Work to do: Restate the whole listing exactly.

The data:

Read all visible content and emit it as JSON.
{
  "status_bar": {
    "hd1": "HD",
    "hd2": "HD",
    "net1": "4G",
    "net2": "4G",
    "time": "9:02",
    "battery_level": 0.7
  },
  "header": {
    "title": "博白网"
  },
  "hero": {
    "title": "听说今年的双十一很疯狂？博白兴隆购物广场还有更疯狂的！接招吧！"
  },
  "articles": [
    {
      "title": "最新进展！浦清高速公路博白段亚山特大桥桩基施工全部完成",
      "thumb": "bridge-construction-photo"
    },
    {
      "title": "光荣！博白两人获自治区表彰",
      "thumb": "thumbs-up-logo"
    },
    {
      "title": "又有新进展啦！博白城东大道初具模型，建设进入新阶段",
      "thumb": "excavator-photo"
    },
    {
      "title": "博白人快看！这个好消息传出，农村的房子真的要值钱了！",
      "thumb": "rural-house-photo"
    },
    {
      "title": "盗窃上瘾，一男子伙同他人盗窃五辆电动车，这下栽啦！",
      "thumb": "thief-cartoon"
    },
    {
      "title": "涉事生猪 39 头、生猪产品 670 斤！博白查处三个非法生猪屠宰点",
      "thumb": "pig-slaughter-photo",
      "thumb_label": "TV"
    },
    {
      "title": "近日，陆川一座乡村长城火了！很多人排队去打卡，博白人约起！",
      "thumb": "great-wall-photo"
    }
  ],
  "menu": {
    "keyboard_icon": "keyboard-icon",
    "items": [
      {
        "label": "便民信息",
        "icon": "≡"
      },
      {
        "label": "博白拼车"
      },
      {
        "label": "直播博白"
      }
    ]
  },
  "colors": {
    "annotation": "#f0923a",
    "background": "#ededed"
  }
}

Task result:
Read all visible content and emit it as JSON.
{
  "status_bar": {
    "hd1": "HD",
    "hd2": "HD",
    "net1": "4G",
    "net2": "4G",
    "time": "9:02",
    "battery_level": 0.7
  },
  "header": {
    "title": "博白网"
  },
  "hero": {
    "title": "听说今年的双十一很疯狂？博白兴隆购物广场还有更疯狂的！接招吧！"
  },
  "articles": [
    {
      "title": "最新进展！浦清高速公路博白段亚山特大桥桩基施工全部完成",
      "thumb": "bridge-construction-photo"
    },
    {
      "title": "光荣！博白两人获自治区表彰",
      "thumb": "thumbs-up-logo"
    },
    {
      "title": "又有新进展啦！博白城东大道初具模型，建设进入新阶段",
      "thumb": "excavator-photo"
    },
    {
      "title": "博白人快看！这个好消息传出，农村的房子真的要值钱了！",
      "thumb": "rural-house-photo"
    },
    {
      "title": "盗窃上瘾，一男子伙同他人盗窃五辆电动车，这下栽啦！",
      "thumb": "thief-cartoon"
    },
    {
      "title": "涉事生猪 39 头、生猪产品 670 斤！博白查处三个非法生猪屠宰点",
      "thumb": "pig-slaughter-photo",
      "thumb_label": "TV"
    },
    {
      "title": "近日，陆川一座乡村长城火了！很多人排队去打卡，博白人约起！",
      "thumb": "great-wall-photo"
    }
  ],
  "menu": {
    "keyboard_icon": "keyboard-icon",
    "items": [
      {
        "label": "便民信息",
        "icon": "≡"
      },
      {
        "label": "博白拼车"
      },
      {
        "label": "直播博白"
      }
    ]
  },
  "colors": {
    "annotation": "#f0923a",
    "background": "#ededed"
  }
}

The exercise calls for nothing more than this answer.